# Document segment
What sort of person would I like you to be? Allow me to sum up my essay in one sentence to answer your question. Ready? Here it comes.

Do not educate yourself so that you make money, educate yourself so you may deserve the money you make.

Boo-ya! Nothing but net! He shoots, he scores! Fifty years of sucking oxygen on this planet and that's what I've learned, and that's what I want you to know. Earn your right to exist! Volunteer. Make sacrifices. Marry for love. Walk to the store instead of driving. Go to Church. Spend time with your family. Help someone less fortunate. Read books. Get a good night's sleep. But above all, be grateful for whatever you end up having.

If I was a little handier, instead of writing this essay I'd be rendering lye soap over the fire and churning butter right now. It wouldn't be so I could save money, or because I can't afford to buy soap or butter, but because those are the kinds of stories I want to hear at a dinner party. Don't tell me how you just purchased a marble dog house with leather trim and a memory foam dog bed for your purebred, five digit price tag, Juilliard School educated, toilet drinker, because I will only think less of you, not more. Money can't make you intelligent; it can only make you sad.

Perhaps Benjamin Franklin's, Poor Richard, was speaking of the worship of money when he said,  "Wise men learn by others' harms, fools by their own." I trust Ben's wisdom, since he dressed like the Quaker Oats guy. It's like having a British accent. You get automatic intelligence points. In fact, picture me dressed like Ben Franklin, then go back to the top of this essay and read it again. Then you'll know I'm right for sure.

# Data lines
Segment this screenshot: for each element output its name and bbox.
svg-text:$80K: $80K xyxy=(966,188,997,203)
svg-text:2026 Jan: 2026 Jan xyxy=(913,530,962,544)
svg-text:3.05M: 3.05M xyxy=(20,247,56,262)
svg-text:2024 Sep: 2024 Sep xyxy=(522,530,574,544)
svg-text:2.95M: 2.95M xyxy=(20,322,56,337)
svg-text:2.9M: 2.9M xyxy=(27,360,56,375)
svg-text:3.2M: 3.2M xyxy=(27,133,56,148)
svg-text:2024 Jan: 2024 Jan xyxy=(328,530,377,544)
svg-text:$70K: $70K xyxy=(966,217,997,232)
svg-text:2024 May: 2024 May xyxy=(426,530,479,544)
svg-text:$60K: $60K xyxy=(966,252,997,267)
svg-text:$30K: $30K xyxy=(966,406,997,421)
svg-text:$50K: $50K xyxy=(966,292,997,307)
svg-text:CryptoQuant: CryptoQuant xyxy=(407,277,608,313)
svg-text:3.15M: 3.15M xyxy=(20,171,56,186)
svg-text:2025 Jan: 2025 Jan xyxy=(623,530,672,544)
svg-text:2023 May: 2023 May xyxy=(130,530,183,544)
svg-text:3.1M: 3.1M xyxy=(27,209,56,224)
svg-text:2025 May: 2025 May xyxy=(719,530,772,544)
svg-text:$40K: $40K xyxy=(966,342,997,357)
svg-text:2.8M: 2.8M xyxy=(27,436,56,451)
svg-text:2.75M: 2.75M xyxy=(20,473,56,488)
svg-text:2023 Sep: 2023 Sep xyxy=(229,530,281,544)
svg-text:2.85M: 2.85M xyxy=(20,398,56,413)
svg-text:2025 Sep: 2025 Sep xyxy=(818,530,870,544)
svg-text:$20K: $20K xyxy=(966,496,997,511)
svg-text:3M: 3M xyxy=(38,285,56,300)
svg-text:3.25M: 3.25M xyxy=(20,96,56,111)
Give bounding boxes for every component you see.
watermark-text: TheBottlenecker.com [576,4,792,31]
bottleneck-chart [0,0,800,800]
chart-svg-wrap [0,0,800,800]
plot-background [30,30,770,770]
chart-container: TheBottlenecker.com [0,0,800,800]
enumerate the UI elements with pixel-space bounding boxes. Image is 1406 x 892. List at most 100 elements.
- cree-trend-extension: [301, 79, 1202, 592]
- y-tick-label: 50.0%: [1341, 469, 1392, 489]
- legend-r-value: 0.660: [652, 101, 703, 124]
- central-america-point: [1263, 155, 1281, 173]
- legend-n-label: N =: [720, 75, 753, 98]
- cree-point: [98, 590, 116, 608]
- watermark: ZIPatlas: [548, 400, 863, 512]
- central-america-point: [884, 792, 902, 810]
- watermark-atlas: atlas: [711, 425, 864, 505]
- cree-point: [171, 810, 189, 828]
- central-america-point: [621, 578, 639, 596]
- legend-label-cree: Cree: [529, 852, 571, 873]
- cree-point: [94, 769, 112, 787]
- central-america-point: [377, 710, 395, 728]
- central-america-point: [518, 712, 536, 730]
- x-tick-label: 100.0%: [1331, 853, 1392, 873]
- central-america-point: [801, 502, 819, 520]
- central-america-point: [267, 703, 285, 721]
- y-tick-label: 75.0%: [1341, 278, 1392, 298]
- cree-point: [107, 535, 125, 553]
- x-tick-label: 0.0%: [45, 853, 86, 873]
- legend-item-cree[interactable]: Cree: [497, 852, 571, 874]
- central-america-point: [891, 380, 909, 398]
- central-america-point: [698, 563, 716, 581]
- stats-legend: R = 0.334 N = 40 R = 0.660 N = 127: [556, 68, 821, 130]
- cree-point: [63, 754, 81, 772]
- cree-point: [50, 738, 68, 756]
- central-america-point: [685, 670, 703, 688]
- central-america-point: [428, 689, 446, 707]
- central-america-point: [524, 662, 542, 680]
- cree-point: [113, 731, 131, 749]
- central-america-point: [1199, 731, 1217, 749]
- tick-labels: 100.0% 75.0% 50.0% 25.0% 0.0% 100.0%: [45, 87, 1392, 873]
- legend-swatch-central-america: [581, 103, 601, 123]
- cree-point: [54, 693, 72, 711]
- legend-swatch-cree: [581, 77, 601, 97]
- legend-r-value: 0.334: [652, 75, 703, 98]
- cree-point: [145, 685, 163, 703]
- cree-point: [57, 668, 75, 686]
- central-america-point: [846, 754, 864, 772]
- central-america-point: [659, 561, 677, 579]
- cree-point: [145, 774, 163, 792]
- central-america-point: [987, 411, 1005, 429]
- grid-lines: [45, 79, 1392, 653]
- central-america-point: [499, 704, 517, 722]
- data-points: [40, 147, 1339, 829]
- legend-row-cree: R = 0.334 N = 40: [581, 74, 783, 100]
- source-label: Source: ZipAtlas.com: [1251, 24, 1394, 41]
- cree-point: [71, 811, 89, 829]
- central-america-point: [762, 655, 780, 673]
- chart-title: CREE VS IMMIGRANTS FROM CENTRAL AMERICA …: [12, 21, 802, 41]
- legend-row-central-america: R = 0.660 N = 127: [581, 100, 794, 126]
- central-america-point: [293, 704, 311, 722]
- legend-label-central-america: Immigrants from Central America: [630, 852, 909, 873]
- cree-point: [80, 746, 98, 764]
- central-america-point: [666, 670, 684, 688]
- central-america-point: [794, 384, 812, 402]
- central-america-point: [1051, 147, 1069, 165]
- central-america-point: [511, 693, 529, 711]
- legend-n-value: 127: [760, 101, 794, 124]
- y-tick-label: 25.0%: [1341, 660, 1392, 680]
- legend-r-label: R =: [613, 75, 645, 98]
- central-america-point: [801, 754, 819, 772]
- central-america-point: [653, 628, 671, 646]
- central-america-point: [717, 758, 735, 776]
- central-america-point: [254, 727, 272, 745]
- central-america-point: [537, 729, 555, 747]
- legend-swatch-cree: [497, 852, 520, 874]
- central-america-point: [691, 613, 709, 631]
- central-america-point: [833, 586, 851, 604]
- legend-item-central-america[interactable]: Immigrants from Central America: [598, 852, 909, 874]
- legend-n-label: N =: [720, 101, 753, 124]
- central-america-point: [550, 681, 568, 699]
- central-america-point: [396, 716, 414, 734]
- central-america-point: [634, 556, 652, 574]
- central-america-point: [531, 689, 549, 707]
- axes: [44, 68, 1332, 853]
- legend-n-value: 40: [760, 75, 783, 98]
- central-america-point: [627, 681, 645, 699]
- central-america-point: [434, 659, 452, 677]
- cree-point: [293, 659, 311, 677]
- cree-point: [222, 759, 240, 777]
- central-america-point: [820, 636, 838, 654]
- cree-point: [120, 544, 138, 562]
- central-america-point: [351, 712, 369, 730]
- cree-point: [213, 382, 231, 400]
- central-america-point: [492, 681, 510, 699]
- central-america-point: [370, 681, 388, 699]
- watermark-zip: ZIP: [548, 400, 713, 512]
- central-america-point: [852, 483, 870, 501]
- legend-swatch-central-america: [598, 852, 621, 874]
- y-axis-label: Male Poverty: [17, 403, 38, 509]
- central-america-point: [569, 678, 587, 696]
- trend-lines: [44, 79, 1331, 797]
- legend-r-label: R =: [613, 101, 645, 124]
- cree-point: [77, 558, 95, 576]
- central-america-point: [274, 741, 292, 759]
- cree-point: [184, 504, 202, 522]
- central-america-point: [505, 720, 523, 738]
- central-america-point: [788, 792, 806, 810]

# What you will do
Please say whether each statement agrees with the essay, answering yes or no and quoting the words of the essay that decide it. 1. The writer says the lesson came from fifty years of living. 2. The writer would make lye soap to save money. 3. The writer holds that money can make a person intelligent. You can leave the items aside; they aren't needed.

# Full answer
1. Yes: "Fifty years of sucking oxygen on this planet and that's what I've learned"
2. No: "It wouldn't be so I could save money"
3. No: "Money can't make you intelligent; it can only make you sad."